──────── Provided text ────────

Because somewhere between the ’80s and today, 6th grade math has gotten decidedly more complicated. And my middle-aged Gen-X brain? May very well explode trying to figure it out.

Math is no longer just math, especially 6th grade math.

There is common core math, Singapore math, decomposing math (and it’s all I can do not to make a Walking Dead joke right now), and discovery math, just to name a few. What I have discovered? Is I now suck at math. 6th grade math to be exact. 

I used to be good at math. Honest. I took advanced math all through high school. I even did a couple of courses in university. Because I liked it. I excelled at memorizing math facts and formulas. I used to know how to do math. Now? Now I know nothing. 

6th grade math is no longer focused on memorizing facts and formulas. It’s about promoting critical thinking skills and developing creative problem solving strategies. 

The math our children are learning is less about the numbers and more about the logic behind the numbers. It’s being able to explain why you got the answer you did instead of just knowing that 2+2 = 4. Which sounds suspiciously like science and inquiry based learning. Which is a nice way of saying it’s become really complicated.

────────

### What you have to do
Rewrite the passage on 6th grade math from "Math is no longer just" to "problem solving strategies.", replacing "university" with "college".

──────── Information provided ────────

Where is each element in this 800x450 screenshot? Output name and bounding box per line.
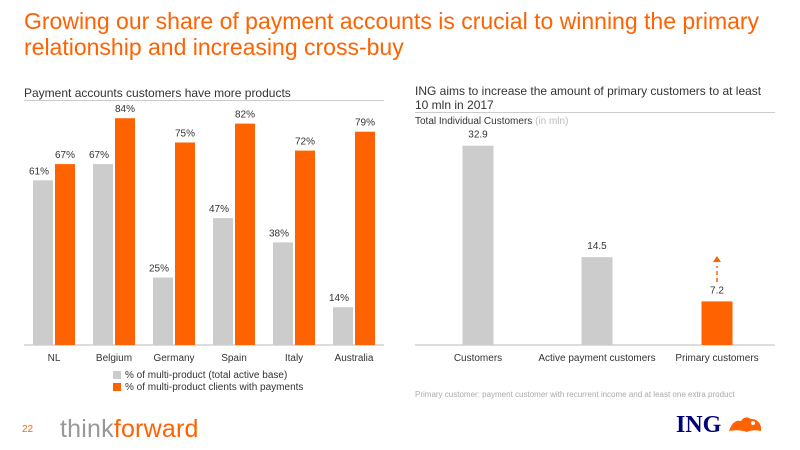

────────

### Task solution
Math is no longer just math, especially 6th grade math.

There is common core math, Singapore math, decomposing math (and it’s all I can do not to make a Walking Dead joke right now), and discovery math, just to name a few. What I have discovered? Is I now suck at math. 6th grade math to be exact. 

I used to be good at math. Honest. I took advanced math all through high school. I even did a couple of courses in college. Because I liked it. I excelled at memorizing math facts and formulas. I used to know how to do math. Now? Now I know nothing. 

6th grade math is no longer focused on memorizing facts and formulas. It’s about promoting critical thinking skills and developing creative problem solving strategies.